§ Stated task: Locate the string "FICO" in the listing below. Copy every line where it is found.
++++++++++++++++++++
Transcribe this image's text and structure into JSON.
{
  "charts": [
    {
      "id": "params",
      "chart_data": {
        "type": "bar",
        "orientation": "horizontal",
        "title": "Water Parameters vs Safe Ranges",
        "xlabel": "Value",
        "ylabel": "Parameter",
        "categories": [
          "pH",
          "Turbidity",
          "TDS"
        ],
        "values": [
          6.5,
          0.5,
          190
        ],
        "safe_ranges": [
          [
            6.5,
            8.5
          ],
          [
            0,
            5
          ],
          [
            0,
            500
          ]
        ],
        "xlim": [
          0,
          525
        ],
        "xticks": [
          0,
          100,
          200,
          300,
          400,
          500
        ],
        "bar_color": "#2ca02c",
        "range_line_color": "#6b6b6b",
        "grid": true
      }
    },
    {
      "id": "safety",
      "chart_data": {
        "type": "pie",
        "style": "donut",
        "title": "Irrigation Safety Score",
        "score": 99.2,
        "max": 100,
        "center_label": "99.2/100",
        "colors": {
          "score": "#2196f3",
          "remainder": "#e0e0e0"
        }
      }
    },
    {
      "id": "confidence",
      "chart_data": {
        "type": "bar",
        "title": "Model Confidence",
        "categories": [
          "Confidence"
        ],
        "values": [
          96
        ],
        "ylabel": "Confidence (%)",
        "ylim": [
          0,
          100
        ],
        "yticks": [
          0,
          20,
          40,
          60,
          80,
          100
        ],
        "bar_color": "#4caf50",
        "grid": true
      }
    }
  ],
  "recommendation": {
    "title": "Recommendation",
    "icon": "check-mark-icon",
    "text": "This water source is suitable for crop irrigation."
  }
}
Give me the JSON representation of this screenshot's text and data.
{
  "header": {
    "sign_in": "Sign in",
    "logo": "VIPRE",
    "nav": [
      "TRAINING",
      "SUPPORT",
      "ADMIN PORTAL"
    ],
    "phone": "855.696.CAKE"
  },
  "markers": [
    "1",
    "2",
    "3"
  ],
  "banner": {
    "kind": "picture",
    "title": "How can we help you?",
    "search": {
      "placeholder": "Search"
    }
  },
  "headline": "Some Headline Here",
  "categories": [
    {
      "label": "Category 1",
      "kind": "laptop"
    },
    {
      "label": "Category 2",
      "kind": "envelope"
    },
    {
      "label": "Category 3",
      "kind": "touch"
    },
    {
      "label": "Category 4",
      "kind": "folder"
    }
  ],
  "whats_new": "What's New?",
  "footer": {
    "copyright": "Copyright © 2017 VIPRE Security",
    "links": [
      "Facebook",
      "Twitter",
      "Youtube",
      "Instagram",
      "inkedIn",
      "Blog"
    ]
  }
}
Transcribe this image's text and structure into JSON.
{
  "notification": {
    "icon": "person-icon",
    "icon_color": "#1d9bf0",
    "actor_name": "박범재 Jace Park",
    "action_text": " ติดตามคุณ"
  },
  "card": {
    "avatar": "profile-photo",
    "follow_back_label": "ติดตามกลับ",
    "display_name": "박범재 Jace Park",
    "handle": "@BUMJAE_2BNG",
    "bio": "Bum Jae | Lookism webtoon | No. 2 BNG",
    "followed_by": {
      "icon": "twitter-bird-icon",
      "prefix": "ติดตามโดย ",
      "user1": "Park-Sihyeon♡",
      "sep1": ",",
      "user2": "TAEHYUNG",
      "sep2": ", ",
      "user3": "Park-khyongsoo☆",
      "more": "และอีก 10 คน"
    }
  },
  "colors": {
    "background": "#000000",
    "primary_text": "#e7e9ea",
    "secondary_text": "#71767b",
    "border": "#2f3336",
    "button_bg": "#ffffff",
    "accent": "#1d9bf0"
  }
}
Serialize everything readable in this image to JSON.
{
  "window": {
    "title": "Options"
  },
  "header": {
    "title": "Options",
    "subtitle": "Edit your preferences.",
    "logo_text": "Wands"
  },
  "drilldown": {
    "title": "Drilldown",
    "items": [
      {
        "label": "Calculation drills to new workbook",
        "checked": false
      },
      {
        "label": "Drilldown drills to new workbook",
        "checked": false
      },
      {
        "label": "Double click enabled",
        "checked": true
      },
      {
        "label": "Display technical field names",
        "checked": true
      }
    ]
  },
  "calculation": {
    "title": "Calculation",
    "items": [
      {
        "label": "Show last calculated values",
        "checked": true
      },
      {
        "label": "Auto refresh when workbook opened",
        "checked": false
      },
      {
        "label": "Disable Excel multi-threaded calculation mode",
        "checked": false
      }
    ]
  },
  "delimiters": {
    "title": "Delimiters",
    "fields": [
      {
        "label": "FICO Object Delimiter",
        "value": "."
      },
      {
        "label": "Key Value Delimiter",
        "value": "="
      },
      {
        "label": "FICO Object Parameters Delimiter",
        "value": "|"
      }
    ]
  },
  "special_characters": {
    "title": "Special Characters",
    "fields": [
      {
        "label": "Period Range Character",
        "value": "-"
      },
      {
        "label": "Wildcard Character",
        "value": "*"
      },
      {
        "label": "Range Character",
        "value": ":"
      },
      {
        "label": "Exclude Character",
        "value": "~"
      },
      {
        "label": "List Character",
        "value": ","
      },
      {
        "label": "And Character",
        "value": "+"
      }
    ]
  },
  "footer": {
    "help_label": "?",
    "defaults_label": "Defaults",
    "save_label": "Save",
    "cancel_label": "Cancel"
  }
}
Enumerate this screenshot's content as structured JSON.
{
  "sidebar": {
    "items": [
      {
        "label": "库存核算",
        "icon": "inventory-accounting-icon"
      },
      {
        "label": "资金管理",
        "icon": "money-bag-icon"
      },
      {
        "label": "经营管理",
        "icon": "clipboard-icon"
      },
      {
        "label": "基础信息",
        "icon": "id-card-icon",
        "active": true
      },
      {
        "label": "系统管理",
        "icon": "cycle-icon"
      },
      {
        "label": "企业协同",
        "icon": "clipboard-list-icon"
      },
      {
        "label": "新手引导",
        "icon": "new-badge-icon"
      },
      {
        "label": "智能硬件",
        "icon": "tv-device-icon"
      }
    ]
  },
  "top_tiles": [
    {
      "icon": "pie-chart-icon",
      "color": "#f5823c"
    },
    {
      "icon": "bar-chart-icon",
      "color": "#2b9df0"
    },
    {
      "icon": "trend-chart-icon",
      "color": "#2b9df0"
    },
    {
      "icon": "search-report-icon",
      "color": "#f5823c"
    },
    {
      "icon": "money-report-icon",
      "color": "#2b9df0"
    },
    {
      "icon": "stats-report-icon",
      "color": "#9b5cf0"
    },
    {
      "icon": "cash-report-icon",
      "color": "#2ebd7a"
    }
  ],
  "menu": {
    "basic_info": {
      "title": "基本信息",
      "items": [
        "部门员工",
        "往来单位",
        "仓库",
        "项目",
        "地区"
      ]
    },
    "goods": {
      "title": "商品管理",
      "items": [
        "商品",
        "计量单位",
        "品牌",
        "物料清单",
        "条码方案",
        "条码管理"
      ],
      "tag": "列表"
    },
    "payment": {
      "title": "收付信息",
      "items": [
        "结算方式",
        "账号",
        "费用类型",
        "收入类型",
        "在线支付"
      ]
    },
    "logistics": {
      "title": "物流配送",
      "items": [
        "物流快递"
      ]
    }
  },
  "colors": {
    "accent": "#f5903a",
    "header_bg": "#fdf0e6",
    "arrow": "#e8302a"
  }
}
++++++++++++++++++++
§ Result of this task:
        "label": "FICO Object Delimiter",
        "label": "FICO Object Parameters Delimiter",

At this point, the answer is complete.